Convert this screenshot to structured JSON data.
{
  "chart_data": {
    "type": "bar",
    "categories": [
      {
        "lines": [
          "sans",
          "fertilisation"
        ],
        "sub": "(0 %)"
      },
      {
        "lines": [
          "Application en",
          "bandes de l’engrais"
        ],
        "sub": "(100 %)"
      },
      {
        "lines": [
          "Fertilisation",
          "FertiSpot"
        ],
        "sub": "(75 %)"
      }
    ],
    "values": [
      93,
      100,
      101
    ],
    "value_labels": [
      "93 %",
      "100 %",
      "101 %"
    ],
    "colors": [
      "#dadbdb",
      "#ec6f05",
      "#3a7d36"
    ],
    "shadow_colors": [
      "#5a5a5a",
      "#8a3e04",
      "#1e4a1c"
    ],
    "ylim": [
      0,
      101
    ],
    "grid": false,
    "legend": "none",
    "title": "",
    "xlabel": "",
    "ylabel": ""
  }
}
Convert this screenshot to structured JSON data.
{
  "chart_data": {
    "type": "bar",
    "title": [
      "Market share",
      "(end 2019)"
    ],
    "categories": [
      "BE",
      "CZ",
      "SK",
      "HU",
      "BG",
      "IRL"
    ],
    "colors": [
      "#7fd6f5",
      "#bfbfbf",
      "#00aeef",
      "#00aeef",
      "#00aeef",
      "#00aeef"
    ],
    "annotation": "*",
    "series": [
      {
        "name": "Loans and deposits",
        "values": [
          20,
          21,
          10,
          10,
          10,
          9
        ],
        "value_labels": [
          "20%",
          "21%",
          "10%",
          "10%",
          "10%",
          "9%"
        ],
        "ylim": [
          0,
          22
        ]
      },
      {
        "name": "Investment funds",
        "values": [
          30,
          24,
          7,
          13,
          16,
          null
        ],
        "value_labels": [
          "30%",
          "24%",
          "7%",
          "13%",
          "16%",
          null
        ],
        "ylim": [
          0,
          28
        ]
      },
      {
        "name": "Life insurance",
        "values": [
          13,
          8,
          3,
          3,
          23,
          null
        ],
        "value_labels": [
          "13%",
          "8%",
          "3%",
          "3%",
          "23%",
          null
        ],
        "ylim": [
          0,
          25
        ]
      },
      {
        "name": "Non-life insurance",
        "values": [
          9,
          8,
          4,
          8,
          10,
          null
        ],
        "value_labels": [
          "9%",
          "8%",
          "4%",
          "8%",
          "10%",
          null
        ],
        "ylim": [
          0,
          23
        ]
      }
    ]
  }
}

※

EXERCISE BRIEF ▸ Using the data above, reproduce every line exactly.

THE OUTPUT ▸
Convert this screenshot to structured JSON data.
{
  "chart_data": {
    "type": "bar",
    "categories": [
      {
        "lines": [
          "sans",
          "fertilisation"
        ],
        "sub": "(0 %)"
      },
      {
        "lines": [
          "Application en",
          "bandes de l’engrais"
        ],
        "sub": "(100 %)"
      },
      {
        "lines": [
          "Fertilisation",
          "FertiSpot"
        ],
        "sub": "(75 %)"
      }
    ],
    "values": [
      93,
      100,
      101
    ],
    "value_labels": [
      "93 %",
      "100 %",
      "101 %"
    ],
    "colors": [
      "#dadbdb",
      "#ec6f05",
      "#3a7d36"
    ],
    "shadow_colors": [
      "#5a5a5a",
      "#8a3e04",
      "#1e4a1c"
    ],
    "ylim": [
      0,
      101
    ],
    "grid": false,
    "legend": "none",
    "title": "",
    "xlabel": "",
    "ylabel": ""
  }
}
Convert this screenshot to structured JSON data.
{
  "chart_data": {
    "type": "bar",
    "title": [
      "Market share",
      "(end 2019)"
    ],
    "categories": [
      "BE",
      "CZ",
      "SK",
      "HU",
      "BG",
      "IRL"
    ],
    "colors": [
      "#7fd6f5",
      "#bfbfbf",
      "#00aeef",
      "#00aeef",
      "#00aeef",
      "#00aeef"
    ],
    "annotation": "*",
    "series": [
      {
        "name": "Loans and deposits",
        "values": [
          20,
          21,
          10,
          10,
          10,
          9
        ],
        "value_labels": [
          "20%",
          "21%",
          "10%",
          "10%",
          "10%",
          "9%"
        ],
        "ylim": [
          0,
          22
        ]
      },
      {
        "name": "Investment funds",
        "values": [
          30,
          24,
          7,
          13,
          16,
          null
        ],
        "value_labels": [
          "30%",
          "24%",
          "7%",
          "13%",
          "16%",
          null
        ],
        "ylim": [
          0,
          28
        ]
      },
      {
        "name": "Life insurance",
        "values": [
          13,
          8,
          3,
          3,
          23,
          null
        ],
        "value_labels": [
          "13%",
          "8%",
          "3%",
          "3%",
          "23%",
          null
        ],
        "ylim": [
          0,
          25
        ]
      },
      {
        "name": "Non-life insurance",
        "values": [
          9,
          8,
          4,
          8,
          10,
          null
        ],
        "value_labels": [
          "9%",
          "8%",
          "4%",
          "8%",
          "10%",
          null
        ],
        "ylim": [
          0,
          23
        ]
      }
    ]
  }
}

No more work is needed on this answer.